====== RECORDS PROVIDED
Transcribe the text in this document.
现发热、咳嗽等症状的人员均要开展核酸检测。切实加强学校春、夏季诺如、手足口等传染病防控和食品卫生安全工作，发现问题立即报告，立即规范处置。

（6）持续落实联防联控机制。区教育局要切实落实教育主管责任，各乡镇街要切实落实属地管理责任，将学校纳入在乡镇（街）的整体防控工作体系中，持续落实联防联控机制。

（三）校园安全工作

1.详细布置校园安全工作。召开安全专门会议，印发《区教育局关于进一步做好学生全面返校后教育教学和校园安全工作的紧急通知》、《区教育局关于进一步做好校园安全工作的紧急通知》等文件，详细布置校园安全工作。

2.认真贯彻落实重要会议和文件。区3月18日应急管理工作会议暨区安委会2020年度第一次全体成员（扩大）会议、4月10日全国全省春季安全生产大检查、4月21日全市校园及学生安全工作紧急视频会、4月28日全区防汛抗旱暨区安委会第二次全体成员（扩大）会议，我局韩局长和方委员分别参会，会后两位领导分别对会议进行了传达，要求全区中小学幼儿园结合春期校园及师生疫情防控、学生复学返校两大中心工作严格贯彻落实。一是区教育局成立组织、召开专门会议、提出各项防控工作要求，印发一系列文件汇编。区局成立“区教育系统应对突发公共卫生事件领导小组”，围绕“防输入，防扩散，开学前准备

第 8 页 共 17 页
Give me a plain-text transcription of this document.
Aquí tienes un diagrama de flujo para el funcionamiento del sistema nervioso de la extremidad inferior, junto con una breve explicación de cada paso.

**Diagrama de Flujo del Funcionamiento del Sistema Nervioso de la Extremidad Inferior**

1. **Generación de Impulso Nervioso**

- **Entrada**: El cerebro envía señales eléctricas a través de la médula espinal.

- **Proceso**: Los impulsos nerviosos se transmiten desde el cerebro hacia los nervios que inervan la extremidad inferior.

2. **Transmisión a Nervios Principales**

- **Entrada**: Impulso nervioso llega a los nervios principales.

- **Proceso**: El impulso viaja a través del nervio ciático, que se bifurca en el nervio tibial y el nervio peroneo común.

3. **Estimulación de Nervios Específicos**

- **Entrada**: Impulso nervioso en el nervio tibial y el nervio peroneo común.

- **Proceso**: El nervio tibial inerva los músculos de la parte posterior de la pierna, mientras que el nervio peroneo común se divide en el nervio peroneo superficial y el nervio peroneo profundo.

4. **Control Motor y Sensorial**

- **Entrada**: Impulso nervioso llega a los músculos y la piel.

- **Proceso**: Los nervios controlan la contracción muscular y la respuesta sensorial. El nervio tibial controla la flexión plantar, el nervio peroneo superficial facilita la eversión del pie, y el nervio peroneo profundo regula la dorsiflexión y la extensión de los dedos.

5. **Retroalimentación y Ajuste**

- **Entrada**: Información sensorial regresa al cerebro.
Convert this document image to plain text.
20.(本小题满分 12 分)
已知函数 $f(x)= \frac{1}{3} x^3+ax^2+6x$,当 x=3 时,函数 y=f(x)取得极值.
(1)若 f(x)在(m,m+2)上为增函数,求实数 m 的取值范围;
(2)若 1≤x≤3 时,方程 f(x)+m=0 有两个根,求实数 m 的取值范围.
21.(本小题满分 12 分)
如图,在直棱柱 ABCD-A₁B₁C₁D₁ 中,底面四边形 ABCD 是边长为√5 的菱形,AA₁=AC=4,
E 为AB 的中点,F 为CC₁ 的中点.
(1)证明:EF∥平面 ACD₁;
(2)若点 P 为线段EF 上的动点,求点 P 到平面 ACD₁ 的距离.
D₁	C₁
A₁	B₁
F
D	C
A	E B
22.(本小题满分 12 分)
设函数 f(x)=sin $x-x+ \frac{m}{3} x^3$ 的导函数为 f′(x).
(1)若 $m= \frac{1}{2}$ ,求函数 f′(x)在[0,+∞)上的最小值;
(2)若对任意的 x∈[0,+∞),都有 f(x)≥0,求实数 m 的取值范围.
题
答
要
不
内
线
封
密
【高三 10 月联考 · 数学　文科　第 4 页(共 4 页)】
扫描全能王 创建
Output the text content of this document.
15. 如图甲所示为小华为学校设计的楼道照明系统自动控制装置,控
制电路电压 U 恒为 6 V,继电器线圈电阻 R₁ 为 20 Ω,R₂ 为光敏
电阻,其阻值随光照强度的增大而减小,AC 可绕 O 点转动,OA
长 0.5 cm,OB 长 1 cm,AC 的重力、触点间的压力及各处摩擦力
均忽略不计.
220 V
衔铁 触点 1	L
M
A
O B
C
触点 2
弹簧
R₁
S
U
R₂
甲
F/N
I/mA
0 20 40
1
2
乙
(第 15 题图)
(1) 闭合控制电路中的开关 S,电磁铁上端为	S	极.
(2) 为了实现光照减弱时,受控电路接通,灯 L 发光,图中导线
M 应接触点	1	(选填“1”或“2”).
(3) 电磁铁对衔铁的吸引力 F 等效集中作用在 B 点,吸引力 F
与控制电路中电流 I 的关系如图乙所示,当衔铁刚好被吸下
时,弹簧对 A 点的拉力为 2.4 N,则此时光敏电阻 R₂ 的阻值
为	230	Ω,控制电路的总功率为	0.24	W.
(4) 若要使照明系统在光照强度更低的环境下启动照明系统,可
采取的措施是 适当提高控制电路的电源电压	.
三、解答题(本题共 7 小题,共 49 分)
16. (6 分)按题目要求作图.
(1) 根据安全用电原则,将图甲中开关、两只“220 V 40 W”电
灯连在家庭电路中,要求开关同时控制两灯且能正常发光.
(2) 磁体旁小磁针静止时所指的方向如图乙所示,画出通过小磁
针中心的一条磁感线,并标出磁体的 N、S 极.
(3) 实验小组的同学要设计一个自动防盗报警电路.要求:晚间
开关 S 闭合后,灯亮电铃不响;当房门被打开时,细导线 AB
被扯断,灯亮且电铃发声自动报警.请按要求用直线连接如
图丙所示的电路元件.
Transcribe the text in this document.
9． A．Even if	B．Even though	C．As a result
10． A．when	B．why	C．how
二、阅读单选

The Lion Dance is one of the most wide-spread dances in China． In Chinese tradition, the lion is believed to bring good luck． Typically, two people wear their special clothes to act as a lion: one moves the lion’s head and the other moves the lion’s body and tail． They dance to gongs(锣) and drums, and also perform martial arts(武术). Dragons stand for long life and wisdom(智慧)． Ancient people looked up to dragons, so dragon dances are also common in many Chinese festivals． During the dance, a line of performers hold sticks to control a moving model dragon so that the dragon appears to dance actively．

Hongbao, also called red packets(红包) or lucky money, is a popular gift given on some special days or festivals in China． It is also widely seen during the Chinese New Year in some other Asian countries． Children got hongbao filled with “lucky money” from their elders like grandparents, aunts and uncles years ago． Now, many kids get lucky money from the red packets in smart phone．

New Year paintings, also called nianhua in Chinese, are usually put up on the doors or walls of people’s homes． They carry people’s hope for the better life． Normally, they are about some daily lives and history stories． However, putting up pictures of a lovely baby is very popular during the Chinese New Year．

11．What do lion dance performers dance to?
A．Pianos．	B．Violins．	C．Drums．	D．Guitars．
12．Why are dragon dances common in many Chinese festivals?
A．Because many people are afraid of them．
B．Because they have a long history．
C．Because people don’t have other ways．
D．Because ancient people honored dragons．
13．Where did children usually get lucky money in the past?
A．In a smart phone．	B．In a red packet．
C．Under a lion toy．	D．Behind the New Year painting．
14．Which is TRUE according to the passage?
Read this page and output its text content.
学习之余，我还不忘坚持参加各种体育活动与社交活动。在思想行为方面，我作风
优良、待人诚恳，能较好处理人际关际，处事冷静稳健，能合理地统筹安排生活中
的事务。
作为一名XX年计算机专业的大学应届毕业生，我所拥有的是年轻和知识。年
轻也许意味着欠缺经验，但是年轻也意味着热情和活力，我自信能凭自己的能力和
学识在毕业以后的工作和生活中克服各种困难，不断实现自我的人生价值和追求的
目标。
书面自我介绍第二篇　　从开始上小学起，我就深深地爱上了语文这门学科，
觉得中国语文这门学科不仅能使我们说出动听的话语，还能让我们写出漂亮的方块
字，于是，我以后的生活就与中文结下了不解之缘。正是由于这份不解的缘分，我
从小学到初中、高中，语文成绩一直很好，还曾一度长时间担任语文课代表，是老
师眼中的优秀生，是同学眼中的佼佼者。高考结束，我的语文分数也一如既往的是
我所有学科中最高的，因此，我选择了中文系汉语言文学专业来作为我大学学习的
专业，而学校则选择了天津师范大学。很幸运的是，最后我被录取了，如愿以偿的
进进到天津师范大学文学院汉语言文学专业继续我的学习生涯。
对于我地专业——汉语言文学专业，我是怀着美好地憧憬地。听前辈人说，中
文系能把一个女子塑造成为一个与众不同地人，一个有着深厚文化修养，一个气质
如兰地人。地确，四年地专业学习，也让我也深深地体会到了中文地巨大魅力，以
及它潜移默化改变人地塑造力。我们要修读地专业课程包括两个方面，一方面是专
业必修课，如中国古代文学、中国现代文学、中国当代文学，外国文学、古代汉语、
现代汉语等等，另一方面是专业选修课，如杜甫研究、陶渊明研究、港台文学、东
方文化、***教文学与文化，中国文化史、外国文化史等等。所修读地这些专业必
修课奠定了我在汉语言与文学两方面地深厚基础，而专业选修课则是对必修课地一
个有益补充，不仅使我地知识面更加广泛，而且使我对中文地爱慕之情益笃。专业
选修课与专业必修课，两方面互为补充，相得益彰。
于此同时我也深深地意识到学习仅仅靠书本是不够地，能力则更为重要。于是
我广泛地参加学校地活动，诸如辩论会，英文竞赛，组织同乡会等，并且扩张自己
============
REQUIREMENTS
Look through the records and gather each line with the word "usually".

RESPONSE TO THE TASK
New Year paintings, also called nianhua in Chinese, are usually put up on the doors or walls of people’s homes． They carry people’s hope for the better life． Normally, they are about some daily lives and history stories． However, putting up pictures of a lovely baby is very popular during the Chinese New Year．
13．Where did children usually get lucky money in the past?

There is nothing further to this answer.